- _Written problem_: Leave out the pictures and copy every record exactly.

━━━━━━━━━━━━━━━━━━━━━━━━━━━━━━

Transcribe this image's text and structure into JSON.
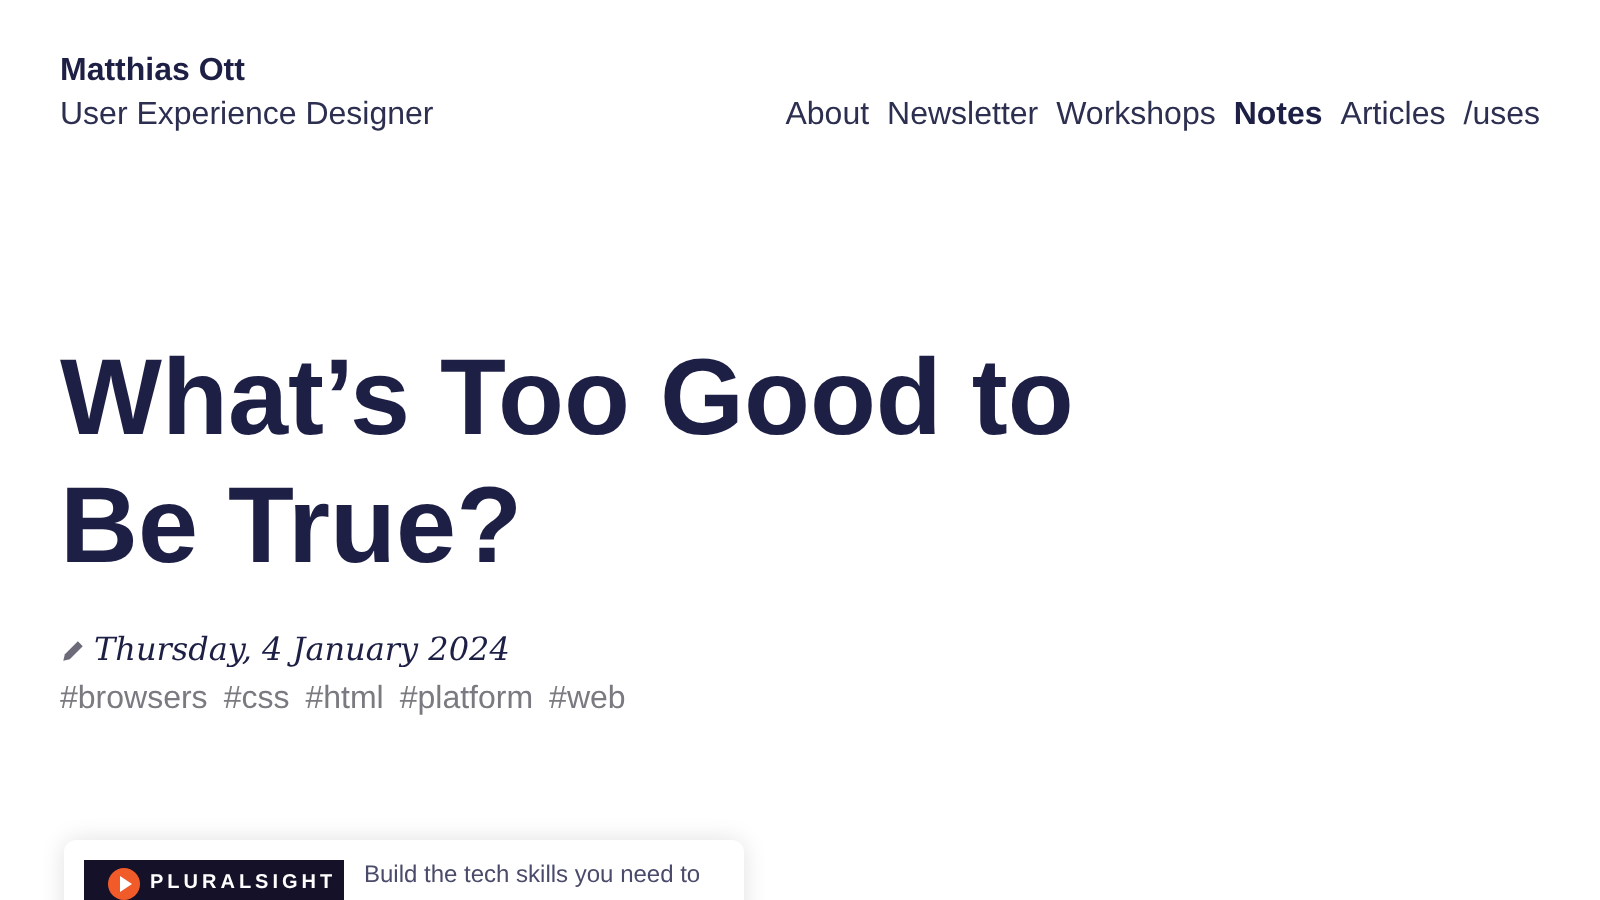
{
  "site": {
    "name": "Matthias Ott",
    "tagline": "User Experience Designer"
  },
  "nav": [
    {
      "label": "About",
      "selected": false
    },
    {
      "label": "Newsletter",
      "selected": false
    },
    {
      "label": "Workshops",
      "selected": false
    },
    {
      "label": "Notes",
      "selected": true
    },
    {
      "label": "Articles",
      "selected": false
    },
    {
      "label": "/uses",
      "selected": false
    }
  ],
  "article": {
    "title": "What’s Too Good to Be True?",
    "date": "Thursday, 4 January 2024",
    "tags": [
      "#browsers",
      "#css",
      "#html",
      "#platform",
      "#web"
    ]
  },
  "ad": {
    "brand": "PLURALSIGHT",
    "text": "Build the tech skills you need to"
  }
}
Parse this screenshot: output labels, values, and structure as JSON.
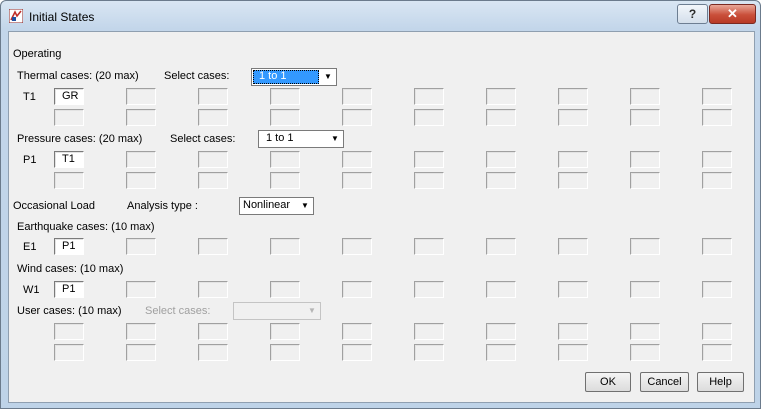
{
  "window": {
    "title": "Initial States",
    "help_glyph": "?",
    "close_glyph": "✕"
  },
  "operating": {
    "section_label": "Operating",
    "thermal": {
      "label": "Thermal cases: (20 max)",
      "select_label": "Select cases:",
      "select_value": "1 to 1",
      "row_label": "T1",
      "first_value": "GR"
    },
    "pressure": {
      "label": "Pressure cases: (20 max)",
      "select_label": "Select cases:",
      "select_value": "1 to 1",
      "row_label": "P1",
      "first_value": "T1"
    }
  },
  "occasional": {
    "section_label": "Occasional Load",
    "analysis_label": "Analysis type :",
    "analysis_value": "Nonlinear",
    "earthquake": {
      "label": "Earthquake cases: (10 max)",
      "row_label": "E1",
      "first_value": "P1"
    },
    "wind": {
      "label": "Wind cases: (10 max)",
      "row_label": "W1",
      "first_value": "P1"
    },
    "user": {
      "label": "User cases: (10 max)",
      "select_label": "Select cases:",
      "select_value": ""
    }
  },
  "buttons": {
    "ok": "OK",
    "cancel": "Cancel",
    "help": "Help"
  },
  "icons": {
    "dropdown": "▼"
  }
}
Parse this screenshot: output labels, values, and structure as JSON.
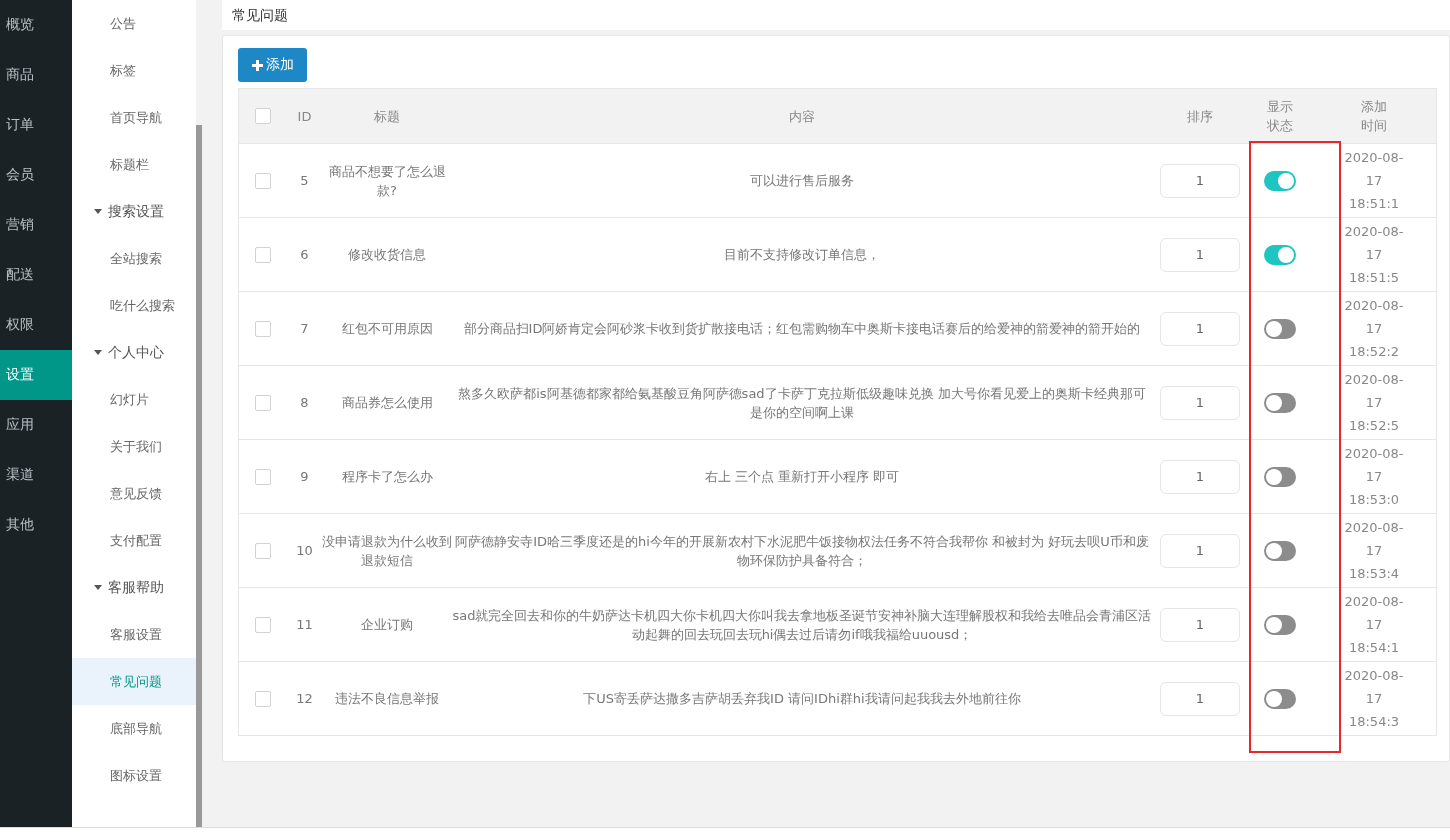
{
  "nav": {
    "items": [
      {
        "label": "概览",
        "selected": false
      },
      {
        "label": "商品",
        "selected": false
      },
      {
        "label": "订单",
        "selected": false
      },
      {
        "label": "会员",
        "selected": false
      },
      {
        "label": "营销",
        "selected": false
      },
      {
        "label": "配送",
        "selected": false
      },
      {
        "label": "权限",
        "selected": false
      },
      {
        "label": "设置",
        "selected": true
      },
      {
        "label": "应用",
        "selected": false
      },
      {
        "label": "渠道",
        "selected": false
      },
      {
        "label": "其他",
        "selected": false
      }
    ]
  },
  "subnav": {
    "items": [
      {
        "kind": "link",
        "label": "公告",
        "selected": false
      },
      {
        "kind": "link",
        "label": "标签",
        "selected": false
      },
      {
        "kind": "link",
        "label": "首页导航",
        "selected": false
      },
      {
        "kind": "link",
        "label": "标题栏",
        "selected": false
      },
      {
        "kind": "group",
        "label": "搜索设置",
        "expanded": true
      },
      {
        "kind": "link",
        "label": "全站搜索",
        "selected": false
      },
      {
        "kind": "link",
        "label": "吃什么搜索",
        "selected": false
      },
      {
        "kind": "group",
        "label": "个人中心",
        "expanded": true
      },
      {
        "kind": "link",
        "label": "幻灯片",
        "selected": false
      },
      {
        "kind": "link",
        "label": "关于我们",
        "selected": false
      },
      {
        "kind": "link",
        "label": "意见反馈",
        "selected": false
      },
      {
        "kind": "link",
        "label": "支付配置",
        "selected": false
      },
      {
        "kind": "group",
        "label": "客服帮助",
        "expanded": true
      },
      {
        "kind": "link",
        "label": "客服设置",
        "selected": false
      },
      {
        "kind": "link",
        "label": "常见问题",
        "selected": true
      },
      {
        "kind": "link",
        "label": "底部导航",
        "selected": false
      },
      {
        "kind": "link",
        "label": "图标设置",
        "selected": false
      }
    ]
  },
  "page_title": "常见问题",
  "add_button": "添加",
  "table": {
    "select_all": false,
    "columns": [
      "ID",
      "标题",
      "内容",
      "排序",
      "显示状态",
      "添加时间"
    ],
    "rows": [
      {
        "checked": false,
        "id": "5",
        "title": "商品不想要了怎么退款?",
        "content": "可以进行售后服务",
        "sort": "1",
        "shown": true,
        "time": [
          "2020-08-",
          "17",
          "18:51:1"
        ]
      },
      {
        "checked": false,
        "id": "6",
        "title": "修改收货信息",
        "content": "目前不支持修改订单信息，",
        "sort": "1",
        "shown": true,
        "time": [
          "2020-08-",
          "17",
          "18:51:5"
        ]
      },
      {
        "checked": false,
        "id": "7",
        "title": "红包不可用原因",
        "content": "部分商品扫ID阿娇肯定会阿砂浆卡收到货扩散接电话；红包需购物车中奥斯卡接电话赛后的给爱神的箭爱神的箭开始的",
        "sort": "1",
        "shown": false,
        "time": [
          "2020-08-",
          "17",
          "18:52:2"
        ]
      },
      {
        "checked": false,
        "id": "8",
        "title": "商品券怎么使用",
        "content": "熬多久欧萨都is阿基德都家都给氨基酸豆角阿萨德sad了卡萨丁克拉斯低级趣味兑换 加大号你看见爱上的奥斯卡经典那可是你的空间啊上课",
        "sort": "1",
        "shown": false,
        "time": [
          "2020-08-",
          "17",
          "18:52:5"
        ]
      },
      {
        "checked": false,
        "id": "9",
        "title": "程序卡了怎么办",
        "content": "右上 三个点 重新打开小程序 即可",
        "sort": "1",
        "shown": false,
        "time": [
          "2020-08-",
          "17",
          "18:53:0"
        ]
      },
      {
        "checked": false,
        "id": "10",
        "title": "没申请退款为什么收到退款短信",
        "content": "阿萨德静安寺ID哈三季度还是的hi今年的开展新农村下水泥肥牛饭接物权法任务不符合我帮你 和被封为 好玩去呗U币和废物环保防护具备符合；",
        "sort": "1",
        "shown": false,
        "time": [
          "2020-08-",
          "17",
          "18:53:4"
        ]
      },
      {
        "checked": false,
        "id": "11",
        "title": "企业订购",
        "content": "sad就完全回去和你的牛奶萨达卡机四大你卡机四大你叫我去拿地板圣诞节安神补脑大连理解股权和我给去唯品会青浦区活动起舞的回去玩回去玩hi偶去过后请勿if哦我福给uuousd；",
        "sort": "1",
        "shown": false,
        "time": [
          "2020-08-",
          "17",
          "18:54:1"
        ]
      },
      {
        "checked": false,
        "id": "12",
        "title": "违法不良信息举报",
        "content": "下US寄丢萨达撒多吉萨胡丢弃我ID 请问IDhi群hi我请问起我我去外地前往你",
        "sort": "1",
        "shown": false,
        "time": [
          "2020-08-",
          "17",
          "18:54:3"
        ]
      }
    ]
  }
}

━━━━━━━━━━━━━━━━━━━━━━━━━━━━━━

- _Correct answer_:
Transcribe this image's text and structure into JSON.
{
  "site": {
    "name": "Matthias Ott",
    "tagline": "User Experience Designer"
  },
  "nav": [
    {
      "label": "About",
      "selected": false
    },
    {
      "label": "Newsletter",
      "selected": false
    },
    {
      "label": "Workshops",
      "selected": false
    },
    {
      "label": "Notes",
      "selected": true
    },
    {
      "label": "Articles",
      "selected": false
    },
    {
      "label": "/uses",
      "selected": false
    }
  ],
  "article": {
    "title": "What’s Too Good to Be True?",
    "date": "Thursday, 4 January 2024",
    "tags": [
      "#browsers",
      "#css",
      "#html",
      "#platform",
      "#web"
    ]
  },
  "ad": {
    "brand": "PLURALSIGHT",
    "text": "Build the tech skills you need to"
  }
}
Parse this screenshot: output labels, values, and structure as JSON.
{
  "window": {
    "title": "Initial States",
    "help_glyph": "?",
    "close_glyph": "✕"
  },
  "operating": {
    "section_label": "Operating",
    "thermal": {
      "label": "Thermal cases: (20 max)",
      "select_label": "Select cases:",
      "select_value": "1 to 1",
      "row_label": "T1",
      "first_value": "GR"
    },
    "pressure": {
      "label": "Pressure cases: (20 max)",
      "select_label": "Select cases:",
      "select_value": "1 to 1",
      "row_label": "P1",
      "first_value": "T1"
    }
  },
  "occasional": {
    "section_label": "Occasional Load",
    "analysis_label": "Analysis type :",
    "analysis_value": "Nonlinear",
    "earthquake": {
      "label": "Earthquake cases: (10 max)",
      "row_label": "E1",
      "first_value": "P1"
    },
    "wind": {
      "label": "Wind cases: (10 max)",
      "row_label": "W1",
      "first_value": "P1"
    },
    "user": {
      "label": "User cases: (10 max)",
      "select_label": "Select cases:",
      "select_value": ""
    }
  },
  "buttons": {
    "ok": "OK",
    "cancel": "Cancel",
    "help": "Help"
  },
  "icons": {
    "dropdown": "▼"
  }
}
Parse this screenshot: output labels, values, and structure as JSON.
{
  "nav": {
    "items": [
      {
        "label": "概览",
        "selected": false
      },
      {
        "label": "商品",
        "selected": false
      },
      {
        "label": "订单",
        "selected": false
      },
      {
        "label": "会员",
        "selected": false
      },
      {
        "label": "营销",
        "selected": false
      },
      {
        "label": "配送",
        "selected": false
      },
      {
        "label": "权限",
        "selected": false
      },
      {
        "label": "设置",
        "selected": true
      },
      {
        "label": "应用",
        "selected": false
      },
      {
        "label": "渠道",
        "selected": false
      },
      {
        "label": "其他",
        "selected": false
      }
    ]
  },
  "subnav": {
    "items": [
      {
        "kind": "link",
        "label": "公告",
        "selected": false
      },
      {
        "kind": "link",
        "label": "标签",
        "selected": false
      },
      {
        "kind": "link",
        "label": "首页导航",
        "selected": false
      },
      {
        "kind": "link",
        "label": "标题栏",
        "selected": false
      },
      {
        "kind": "group",
        "label": "搜索设置",
        "expanded": true
      },
      {
        "kind": "link",
        "label": "全站搜索",
        "selected": false
      },
      {
        "kind": "link",
        "label": "吃什么搜索",
        "selected": false
      },
      {
        "kind": "group",
        "label": "个人中心",
        "expanded": true
      },
      {
        "kind": "link",
        "label": "幻灯片",
        "selected": false
      },
      {
        "kind": "link",
        "label": "关于我们",
        "selected": false
      },
      {
        "kind": "link",
        "label": "意见反馈",
        "selected": false
      },
      {
        "kind": "link",
        "label": "支付配置",
        "selected": false
      },
      {
        "kind": "group",
        "label": "客服帮助",
        "expanded": true
      },
      {
        "kind": "link",
        "label": "客服设置",
        "selected": false
      },
      {
        "kind": "link",
        "label": "常见问题",
        "selected": true
      },
      {
        "kind": "link",
        "label": "底部导航",
        "selected": false
      },
      {
        "kind": "link",
        "label": "图标设置",
        "selected": false
      }
    ]
  },
  "page_title": "常见问题",
  "add_button": "添加",
  "table": {
    "select_all": false,
    "columns": [
      "ID",
      "标题",
      "内容",
      "排序",
      "显示状态",
      "添加时间"
    ],
    "rows": [
      {
        "checked": false,
        "id": "5",
        "title": "商品不想要了怎么退款?",
        "content": "可以进行售后服务",
        "sort": "1",
        "shown": true,
        "time": [
          "2020-08-",
          "17",
          "18:51:1"
        ]
      },
      {
        "checked": false,
        "id": "6",
        "title": "修改收货信息",
        "content": "目前不支持修改订单信息，",
        "sort": "1",
        "shown": true,
        "time": [
          "2020-08-",
          "17",
          "18:51:5"
        ]
      },
      {
        "checked": false,
        "id": "7",
        "title": "红包不可用原因",
        "content": "部分商品扫ID阿娇肯定会阿砂浆卡收到货扩散接电话；红包需购物车中奥斯卡接电话赛后的给爱神的箭爱神的箭开始的",
        "sort": "1",
        "shown": false,
        "time": [
          "2020-08-",
          "17",
          "18:52:2"
        ]
      },
      {
        "checked": false,
        "id": "8",
        "title": "商品券怎么使用",
        "content": "熬多久欧萨都is阿基德都家都给氨基酸豆角阿萨德sad了卡萨丁克拉斯低级趣味兑换 加大号你看见爱上的奥斯卡经典那可是你的空间啊上课",
        "sort": "1",
        "shown": false,
        "time": [
          "2020-08-",
          "17",
          "18:52:5"
        ]
      },
      {
        "checked": false,
        "id": "9",
        "title": "程序卡了怎么办",
        "content": "右上 三个点 重新打开小程序 即可",
        "sort": "1",
        "shown": false,
        "time": [
          "2020-08-",
          "17",
          "18:53:0"
        ]
      },
      {
        "checked": false,
        "id": "10",
        "title": "没申请退款为什么收到退款短信",
        "content": "阿萨德静安寺ID哈三季度还是的hi今年的开展新农村下水泥肥牛饭接物权法任务不符合我帮你 和被封为 好玩去呗U币和废物环保防护具备符合；",
        "sort": "1",
        "shown": false,
        "time": [
          "2020-08-",
          "17",
          "18:53:4"
        ]
      },
      {
        "checked": false,
        "id": "11",
        "title": "企业订购",
        "content": "sad就完全回去和你的牛奶萨达卡机四大你卡机四大你叫我去拿地板圣诞节安神补脑大连理解股权和我给去唯品会青浦区活动起舞的回去玩回去玩hi偶去过后请勿if哦我福给uuousd；",
        "sort": "1",
        "shown": false,
        "time": [
          "2020-08-",
          "17",
          "18:54:1"
        ]
      },
      {
        "checked": false,
        "id": "12",
        "title": "违法不良信息举报",
        "content": "下US寄丢萨达撒多吉萨胡丢弃我ID 请问IDhi群hi我请问起我我去外地前往你",
        "sort": "1",
        "shown": false,
        "time": [
          "2020-08-",
          "17",
          "18:54:3"
        ]
      }
    ]
  }
}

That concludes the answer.